**DOCUMENT TEXT:**
To add value to the collected images, we suggest attributing to each image a label describing the snow level covering the road. The estimation of snow levels in a unit of measurement from images directly is a very hard task. For this reason, we opt for a categorical description of snow levels that relies on visual features. We define four classes that describe the road's surface in accordance with snow levels defined by the city of Montreal to carry out snow removal operations. Other cities in Canada (such as Toronto, Quebec City, and Laval) and worldwide (such as Helsinki) have similar policies regarding snow levels with slight differences. Generally, plowing starts between 2 cm and 3 cm accumulation. However, the visual characteristics of snow cover would be similar for a small variation, which can help generalize and align the label definition for different locations.

The classes are the following: “clear surface,” “light-covered surface,” “medium-to-heavy-covered surface,” and “plowed surface.” Table 2 mentions the visual characteristics of each label and the corresponding removal operation. Fig. 4 illustrates different samples of mentioned classes.

TABLE 2 Classes Describing Snow Cover Level

D. Metadata Collection

In addition to image scraping, we log other information related to the images to provide more context for the case in which the images were taken, such as time and weather. Each image has a corresponding log file in JSON format. This file has the same nomenclature as the image and is stored under the same directory hierarchy.

**WORK TO COMPLETE:**
a) In the text on labeling road snow cover, at what accumulation does plowing generally start?
b) Continue the text on labeling road snow cover and collecting image metadata from the point where it ends.

**DATASET SECTION:**
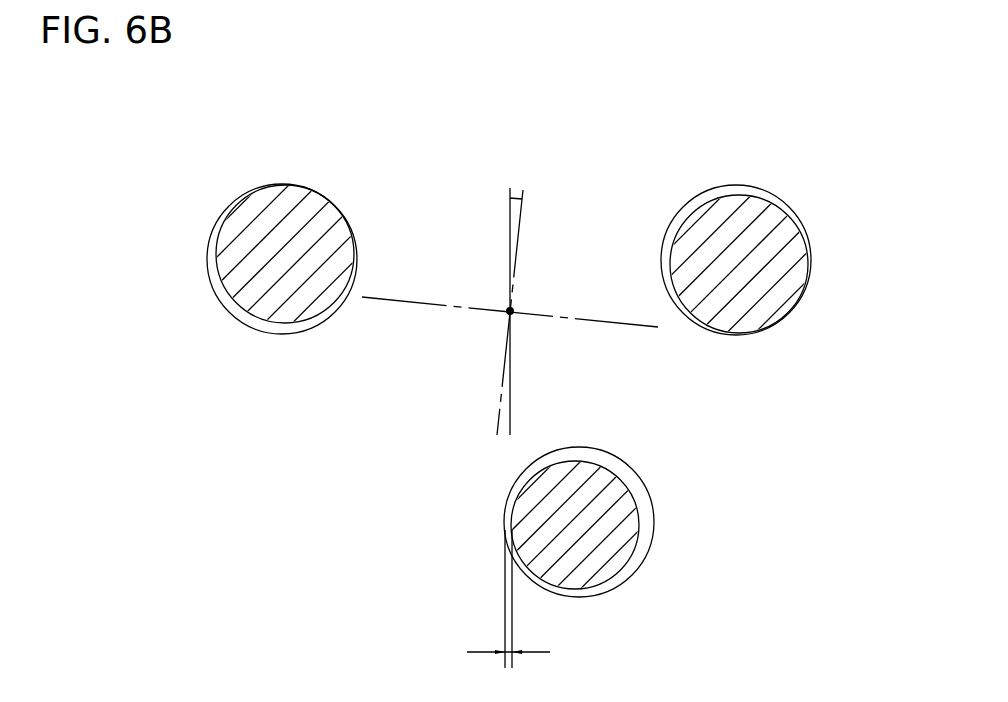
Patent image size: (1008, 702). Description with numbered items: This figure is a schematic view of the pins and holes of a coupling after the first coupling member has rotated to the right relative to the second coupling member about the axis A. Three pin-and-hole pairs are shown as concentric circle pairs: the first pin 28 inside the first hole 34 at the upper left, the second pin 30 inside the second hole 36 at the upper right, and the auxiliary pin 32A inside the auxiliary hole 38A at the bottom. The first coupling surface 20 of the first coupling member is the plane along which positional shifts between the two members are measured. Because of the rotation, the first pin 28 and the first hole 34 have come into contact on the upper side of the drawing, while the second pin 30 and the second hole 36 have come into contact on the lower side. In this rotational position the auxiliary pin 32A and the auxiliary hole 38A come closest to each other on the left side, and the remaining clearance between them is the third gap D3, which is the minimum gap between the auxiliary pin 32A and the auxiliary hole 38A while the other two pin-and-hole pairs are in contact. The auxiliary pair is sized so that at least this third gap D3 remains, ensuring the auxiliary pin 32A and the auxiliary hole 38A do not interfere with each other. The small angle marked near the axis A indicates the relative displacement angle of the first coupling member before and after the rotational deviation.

**EXPECTED ANSWERS:**
a) Plowing generally starts between 2 cm and 3 cm of accumulation.

b)
1) Weather Conditions

To log weather data, we use the OpenWeatherMap weather API.³ This API offers access to current weather indicators for a specific location. For each image, we record the following measurements:

main description (clear, rain, snow, etc.);
temperature in Celsius ( $^\circ$ C);
precipitation of snow and rain, if existing, over the last hour in millimeters (mm).

2) Timestamping

Despite the presence of a timestamp labeled on the images, we log a timestamp representing the moment the image was scraped. This is easier than extracting it from the image and does not affect time precision as the snapshot moment and the scraping moment are close. In addition to the timestamps, we record the period the image was taken as follows.

Day: The period between the sunrise and the sunset.
Night: The period between the astronomical twilight end and the astronomical twilight start.
Twilight: The period between the astronomical twilight start and the sunrise and between the sunset and the astronomical twilight end.

Astronomical twilight is both periods separating day and night (dawn and dusk), where illumination is not as bright as during the day and not as dark as during the night. These periods change daily, so we track them using the sunrise–sunset API.⁴ Finally, the JSON file has the following format.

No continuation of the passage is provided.